## Begin

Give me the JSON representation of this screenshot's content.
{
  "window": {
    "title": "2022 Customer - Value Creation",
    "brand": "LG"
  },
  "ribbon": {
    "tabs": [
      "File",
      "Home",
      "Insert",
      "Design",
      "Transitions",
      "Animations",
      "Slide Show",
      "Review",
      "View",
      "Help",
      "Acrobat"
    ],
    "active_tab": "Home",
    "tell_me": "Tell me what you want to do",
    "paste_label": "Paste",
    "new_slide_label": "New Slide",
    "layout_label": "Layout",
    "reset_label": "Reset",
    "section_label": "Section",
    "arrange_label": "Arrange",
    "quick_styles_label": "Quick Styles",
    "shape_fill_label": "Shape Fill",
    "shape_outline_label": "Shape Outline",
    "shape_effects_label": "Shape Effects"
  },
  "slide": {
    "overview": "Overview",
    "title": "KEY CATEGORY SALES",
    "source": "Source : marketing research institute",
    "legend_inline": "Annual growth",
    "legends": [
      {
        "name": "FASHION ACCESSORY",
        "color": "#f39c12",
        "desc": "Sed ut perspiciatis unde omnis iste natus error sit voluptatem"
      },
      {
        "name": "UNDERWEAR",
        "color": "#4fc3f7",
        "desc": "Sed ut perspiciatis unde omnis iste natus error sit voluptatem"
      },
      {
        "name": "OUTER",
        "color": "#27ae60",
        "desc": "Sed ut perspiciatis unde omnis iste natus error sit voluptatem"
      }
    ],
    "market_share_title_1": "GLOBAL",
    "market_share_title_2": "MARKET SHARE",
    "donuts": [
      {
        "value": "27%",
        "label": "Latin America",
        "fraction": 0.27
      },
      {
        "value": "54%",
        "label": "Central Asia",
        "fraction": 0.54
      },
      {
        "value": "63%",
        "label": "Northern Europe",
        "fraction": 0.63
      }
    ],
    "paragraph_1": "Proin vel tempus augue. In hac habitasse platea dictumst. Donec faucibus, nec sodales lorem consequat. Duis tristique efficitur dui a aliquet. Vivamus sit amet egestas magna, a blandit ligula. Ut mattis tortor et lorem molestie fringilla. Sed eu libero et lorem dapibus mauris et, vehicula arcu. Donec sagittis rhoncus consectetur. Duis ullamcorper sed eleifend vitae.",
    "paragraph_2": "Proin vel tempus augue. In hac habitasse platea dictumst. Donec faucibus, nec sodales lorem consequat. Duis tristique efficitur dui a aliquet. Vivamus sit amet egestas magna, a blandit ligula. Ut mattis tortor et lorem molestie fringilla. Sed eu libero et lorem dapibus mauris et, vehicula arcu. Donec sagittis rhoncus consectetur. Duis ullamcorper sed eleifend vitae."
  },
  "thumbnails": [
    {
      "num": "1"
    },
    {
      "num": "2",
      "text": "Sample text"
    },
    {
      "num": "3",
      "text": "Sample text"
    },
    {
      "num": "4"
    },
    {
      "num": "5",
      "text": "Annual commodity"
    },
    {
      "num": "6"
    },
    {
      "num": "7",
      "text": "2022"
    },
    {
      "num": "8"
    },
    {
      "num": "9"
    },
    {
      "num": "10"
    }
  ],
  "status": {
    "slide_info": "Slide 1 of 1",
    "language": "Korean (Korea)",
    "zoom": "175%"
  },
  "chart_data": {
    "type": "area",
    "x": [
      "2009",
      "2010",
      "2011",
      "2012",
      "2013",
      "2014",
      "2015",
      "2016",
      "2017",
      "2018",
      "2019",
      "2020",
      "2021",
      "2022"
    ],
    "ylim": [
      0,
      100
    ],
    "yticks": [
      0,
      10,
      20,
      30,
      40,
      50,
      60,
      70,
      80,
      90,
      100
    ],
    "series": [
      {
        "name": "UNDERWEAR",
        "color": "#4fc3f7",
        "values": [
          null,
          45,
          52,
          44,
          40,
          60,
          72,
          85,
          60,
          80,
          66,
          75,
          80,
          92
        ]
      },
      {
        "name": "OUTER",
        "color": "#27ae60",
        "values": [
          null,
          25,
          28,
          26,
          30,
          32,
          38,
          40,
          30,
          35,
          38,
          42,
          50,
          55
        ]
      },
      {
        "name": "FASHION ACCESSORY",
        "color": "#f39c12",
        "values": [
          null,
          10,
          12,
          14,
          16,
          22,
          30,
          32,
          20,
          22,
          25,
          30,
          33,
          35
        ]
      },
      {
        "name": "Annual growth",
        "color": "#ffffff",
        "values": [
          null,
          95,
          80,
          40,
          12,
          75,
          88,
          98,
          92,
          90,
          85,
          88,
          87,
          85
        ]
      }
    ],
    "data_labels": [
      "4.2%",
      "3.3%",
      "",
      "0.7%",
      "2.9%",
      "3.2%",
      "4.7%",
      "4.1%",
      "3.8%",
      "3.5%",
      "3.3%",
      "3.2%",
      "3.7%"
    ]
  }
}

## End

** TASK REQUIREMENTS **
Filter the listing above for the string "Annual" and copy every matching line.

** RESPONSE **
    "legend_inline": "Annual growth",
      "text": "Annual commodity"
        "name": "Annual growth",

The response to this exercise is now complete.